#### Exercise instructions
Copy out the data below verbatim.

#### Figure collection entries
** start **

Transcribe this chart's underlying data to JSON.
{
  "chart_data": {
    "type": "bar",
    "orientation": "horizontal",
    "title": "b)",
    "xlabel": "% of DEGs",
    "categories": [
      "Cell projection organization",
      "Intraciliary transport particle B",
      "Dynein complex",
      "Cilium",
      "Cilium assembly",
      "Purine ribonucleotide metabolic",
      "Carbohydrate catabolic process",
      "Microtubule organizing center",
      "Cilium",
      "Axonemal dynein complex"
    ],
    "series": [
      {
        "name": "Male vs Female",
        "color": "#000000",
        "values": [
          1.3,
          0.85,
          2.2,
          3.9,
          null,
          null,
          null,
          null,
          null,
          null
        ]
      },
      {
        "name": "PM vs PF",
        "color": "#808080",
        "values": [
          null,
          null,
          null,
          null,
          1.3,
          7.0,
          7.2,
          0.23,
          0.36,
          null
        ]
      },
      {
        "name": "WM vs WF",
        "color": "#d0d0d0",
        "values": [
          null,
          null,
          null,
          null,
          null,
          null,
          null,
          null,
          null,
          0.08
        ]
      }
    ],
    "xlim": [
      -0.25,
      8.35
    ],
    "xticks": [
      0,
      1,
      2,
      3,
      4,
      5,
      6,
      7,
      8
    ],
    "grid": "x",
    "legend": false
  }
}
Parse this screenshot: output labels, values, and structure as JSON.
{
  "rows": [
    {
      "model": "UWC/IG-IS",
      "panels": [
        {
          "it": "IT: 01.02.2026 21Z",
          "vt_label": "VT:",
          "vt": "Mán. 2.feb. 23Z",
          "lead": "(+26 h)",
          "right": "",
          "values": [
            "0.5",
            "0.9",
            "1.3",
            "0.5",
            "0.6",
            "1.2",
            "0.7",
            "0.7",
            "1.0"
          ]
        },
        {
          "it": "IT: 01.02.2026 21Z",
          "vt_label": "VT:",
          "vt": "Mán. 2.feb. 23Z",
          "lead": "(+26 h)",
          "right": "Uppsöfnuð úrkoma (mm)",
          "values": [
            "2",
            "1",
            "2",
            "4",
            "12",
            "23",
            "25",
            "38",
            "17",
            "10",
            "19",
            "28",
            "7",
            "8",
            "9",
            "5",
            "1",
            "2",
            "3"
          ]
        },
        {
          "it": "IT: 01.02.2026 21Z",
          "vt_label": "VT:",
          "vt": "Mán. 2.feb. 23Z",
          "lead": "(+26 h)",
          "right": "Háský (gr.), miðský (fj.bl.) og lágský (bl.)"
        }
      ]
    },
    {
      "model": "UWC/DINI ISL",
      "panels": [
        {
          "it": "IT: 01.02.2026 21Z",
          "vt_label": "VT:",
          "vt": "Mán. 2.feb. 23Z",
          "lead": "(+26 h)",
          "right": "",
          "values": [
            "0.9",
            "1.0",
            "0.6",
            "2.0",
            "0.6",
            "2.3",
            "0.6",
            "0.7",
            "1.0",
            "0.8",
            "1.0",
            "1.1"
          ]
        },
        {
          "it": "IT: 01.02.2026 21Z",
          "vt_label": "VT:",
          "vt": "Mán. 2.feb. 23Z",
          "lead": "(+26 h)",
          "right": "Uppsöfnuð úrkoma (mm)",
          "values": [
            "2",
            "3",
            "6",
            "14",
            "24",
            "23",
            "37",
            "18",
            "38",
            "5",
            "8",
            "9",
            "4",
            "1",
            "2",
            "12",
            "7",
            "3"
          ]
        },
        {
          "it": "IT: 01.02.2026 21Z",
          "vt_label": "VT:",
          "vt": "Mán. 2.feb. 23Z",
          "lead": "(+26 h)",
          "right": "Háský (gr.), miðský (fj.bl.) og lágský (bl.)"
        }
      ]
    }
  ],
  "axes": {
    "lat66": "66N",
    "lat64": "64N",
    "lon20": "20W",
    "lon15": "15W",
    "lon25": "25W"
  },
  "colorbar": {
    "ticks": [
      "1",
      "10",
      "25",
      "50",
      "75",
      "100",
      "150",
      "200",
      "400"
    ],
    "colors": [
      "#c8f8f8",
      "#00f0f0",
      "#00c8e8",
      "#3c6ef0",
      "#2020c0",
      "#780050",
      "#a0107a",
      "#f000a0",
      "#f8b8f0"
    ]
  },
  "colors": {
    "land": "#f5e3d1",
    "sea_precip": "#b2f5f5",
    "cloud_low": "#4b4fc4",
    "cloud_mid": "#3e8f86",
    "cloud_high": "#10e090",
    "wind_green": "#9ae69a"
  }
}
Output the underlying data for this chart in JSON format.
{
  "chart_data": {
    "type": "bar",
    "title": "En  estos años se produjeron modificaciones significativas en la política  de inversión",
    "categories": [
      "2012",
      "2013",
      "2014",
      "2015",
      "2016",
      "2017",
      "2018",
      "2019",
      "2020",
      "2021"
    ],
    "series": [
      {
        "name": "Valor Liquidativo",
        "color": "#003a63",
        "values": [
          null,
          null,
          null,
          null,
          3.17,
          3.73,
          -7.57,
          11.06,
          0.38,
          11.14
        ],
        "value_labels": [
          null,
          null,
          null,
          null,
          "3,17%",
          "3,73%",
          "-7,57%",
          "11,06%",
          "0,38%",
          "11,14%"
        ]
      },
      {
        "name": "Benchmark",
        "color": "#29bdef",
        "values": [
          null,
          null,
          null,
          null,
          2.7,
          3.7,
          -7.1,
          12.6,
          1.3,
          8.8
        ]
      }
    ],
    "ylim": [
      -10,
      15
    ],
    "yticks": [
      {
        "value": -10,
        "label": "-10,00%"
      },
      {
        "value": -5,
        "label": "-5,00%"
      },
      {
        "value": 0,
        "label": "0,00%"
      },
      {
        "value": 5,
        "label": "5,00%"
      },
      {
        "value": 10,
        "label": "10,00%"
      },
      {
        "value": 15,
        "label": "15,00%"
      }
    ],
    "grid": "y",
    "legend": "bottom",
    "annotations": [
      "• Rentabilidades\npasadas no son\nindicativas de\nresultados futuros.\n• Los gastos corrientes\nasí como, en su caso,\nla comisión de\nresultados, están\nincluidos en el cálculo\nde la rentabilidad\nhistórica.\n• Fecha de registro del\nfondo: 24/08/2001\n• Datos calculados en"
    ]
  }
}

** end **

#### Exercise output
Transcribe this chart's underlying data to JSON.
{
  "chart_data": {
    "type": "bar",
    "orientation": "horizontal",
    "title": "b)",
    "xlabel": "% of DEGs",
    "categories": [
      "Cell projection organization",
      "Intraciliary transport particle B",
      "Dynein complex",
      "Cilium",
      "Cilium assembly",
      "Purine ribonucleotide metabolic",
      "Carbohydrate catabolic process",
      "Microtubule organizing center",
      "Cilium",
      "Axonemal dynein complex"
    ],
    "series": [
      {
        "name": "Male vs Female",
        "color": "#000000",
        "values": [
          1.3,
          0.85,
          2.2,
          3.9,
          null,
          null,
          null,
          null,
          null,
          null
        ]
      },
      {
        "name": "PM vs PF",
        "color": "#808080",
        "values": [
          null,
          null,
          null,
          null,
          1.3,
          7.0,
          7.2,
          0.23,
          0.36,
          null
        ]
      },
      {
        "name": "WM vs WF",
        "color": "#d0d0d0",
        "values": [
          null,
          null,
          null,
          null,
          null,
          null,
          null,
          null,
          null,
          0.08
        ]
      }
    ],
    "xlim": [
      -0.25,
      8.35
    ],
    "xticks": [
      0,
      1,
      2,
      3,
      4,
      5,
      6,
      7,
      8
    ],
    "grid": "x",
    "legend": false
  }
}
Parse this screenshot: output labels, values, and structure as JSON.
{
  "rows": [
    {
      "model": "UWC/IG-IS",
      "panels": [
        {
          "it": "IT: 01.02.2026 21Z",
          "vt_label": "VT:",
          "vt": "Mán. 2.feb. 23Z",
          "lead": "(+26 h)",
          "right": "",
          "values": [
            "0.5",
            "0.9",
            "1.3",
            "0.5",
            "0.6",
            "1.2",
            "0.7",
            "0.7",
            "1.0"
          ]
        },
        {
          "it": "IT: 01.02.2026 21Z",
          "vt_label": "VT:",
          "vt": "Mán. 2.feb. 23Z",
          "lead": "(+26 h)",
          "right": "Uppsöfnuð úrkoma (mm)",
          "values": [
            "2",
            "1",
            "2",
            "4",
            "12",
            "23",
            "25",
            "38",
            "17",
            "10",
            "19",
            "28",
            "7",
            "8",
            "9",
            "5",
            "1",
            "2",
            "3"
          ]
        },
        {
          "it": "IT: 01.02.2026 21Z",
          "vt_label": "VT:",
          "vt": "Mán. 2.feb. 23Z",
          "lead": "(+26 h)",
          "right": "Háský (gr.), miðský (fj.bl.) og lágský (bl.)"
        }
      ]
    },
    {
      "model": "UWC/DINI ISL",
      "panels": [
        {
          "it": "IT: 01.02.2026 21Z",
          "vt_label": "VT:",
          "vt": "Mán. 2.feb. 23Z",
          "lead": "(+26 h)",
          "right": "",
          "values": [
            "0.9",
            "1.0",
            "0.6",
            "2.0",
            "0.6",
            "2.3",
            "0.6",
            "0.7",
            "1.0",
            "0.8",
            "1.0",
            "1.1"
          ]
        },
        {
          "it": "IT: 01.02.2026 21Z",
          "vt_label": "VT:",
          "vt": "Mán. 2.feb. 23Z",
          "lead": "(+26 h)",
          "right": "Uppsöfnuð úrkoma (mm)",
          "values": [
            "2",
            "3",
            "6",
            "14",
            "24",
            "23",
            "37",
            "18",
            "38",
            "5",
            "8",
            "9",
            "4",
            "1",
            "2",
            "12",
            "7",
            "3"
          ]
        },
        {
          "it": "IT: 01.02.2026 21Z",
          "vt_label": "VT:",
          "vt": "Mán. 2.feb. 23Z",
          "lead": "(+26 h)",
          "right": "Háský (gr.), miðský (fj.bl.) og lágský (bl.)"
        }
      ]
    }
  ],
  "axes": {
    "lat66": "66N",
    "lat64": "64N",
    "lon20": "20W",
    "lon15": "15W",
    "lon25": "25W"
  },
  "colorbar": {
    "ticks": [
      "1",
      "10",
      "25",
      "50",
      "75",
      "100",
      "150",
      "200",
      "400"
    ],
    "colors": [
      "#c8f8f8",
      "#00f0f0",
      "#00c8e8",
      "#3c6ef0",
      "#2020c0",
      "#780050",
      "#a0107a",
      "#f000a0",
      "#f8b8f0"
    ]
  },
  "colors": {
    "land": "#f5e3d1",
    "sea_precip": "#b2f5f5",
    "cloud_low": "#4b4fc4",
    "cloud_mid": "#3e8f86",
    "cloud_high": "#10e090",
    "wind_green": "#9ae69a"
  }
}
Output the underlying data for this chart in JSON format.
{
  "chart_data": {
    "type": "bar",
    "title": "En  estos años se produjeron modificaciones significativas en la política  de inversión",
    "categories": [
      "2012",
      "2013",
      "2014",
      "2015",
      "2016",
      "2017",
      "2018",
      "2019",
      "2020",
      "2021"
    ],
    "series": [
      {
        "name": "Valor Liquidativo",
        "color": "#003a63",
        "values": [
          null,
          null,
          null,
          null,
          3.17,
          3.73,
          -7.57,
          11.06,
          0.38,
          11.14
        ],
        "value_labels": [
          null,
          null,
          null,
          null,
          "3,17%",
          "3,73%",
          "-7,57%",
          "11,06%",
          "0,38%",
          "11,14%"
        ]
      },
      {
        "name": "Benchmark",
        "color": "#29bdef",
        "values": [
          null,
          null,
          null,
          null,
          2.7,
          3.7,
          -7.1,
          12.6,
          1.3,
          8.8
        ]
      }
    ],
    "ylim": [
      -10,
      15
    ],
    "yticks": [
      {
        "value": -10,
        "label": "-10,00%"
      },
      {
        "value": -5,
        "label": "-5,00%"
      },
      {
        "value": 0,
        "label": "0,00%"
      },
      {
        "value": 5,
        "label": "5,00%"
      },
      {
        "value": 10,
        "label": "10,00%"
      },
      {
        "value": 15,
        "label": "15,00%"
      }
    ],
    "grid": "y",
    "legend": "bottom",
    "annotations": [
      "• Rentabilidades\npasadas no son\nindicativas de\nresultados futuros.\n• Los gastos corrientes\nasí como, en su caso,\nla comisión de\nresultados, están\nincluidos en el cálculo\nde la rentabilidad\nhistórica.\n• Fecha de registro del\nfondo: 24/08/2001\n• Datos calculados en"
    ]
  }
}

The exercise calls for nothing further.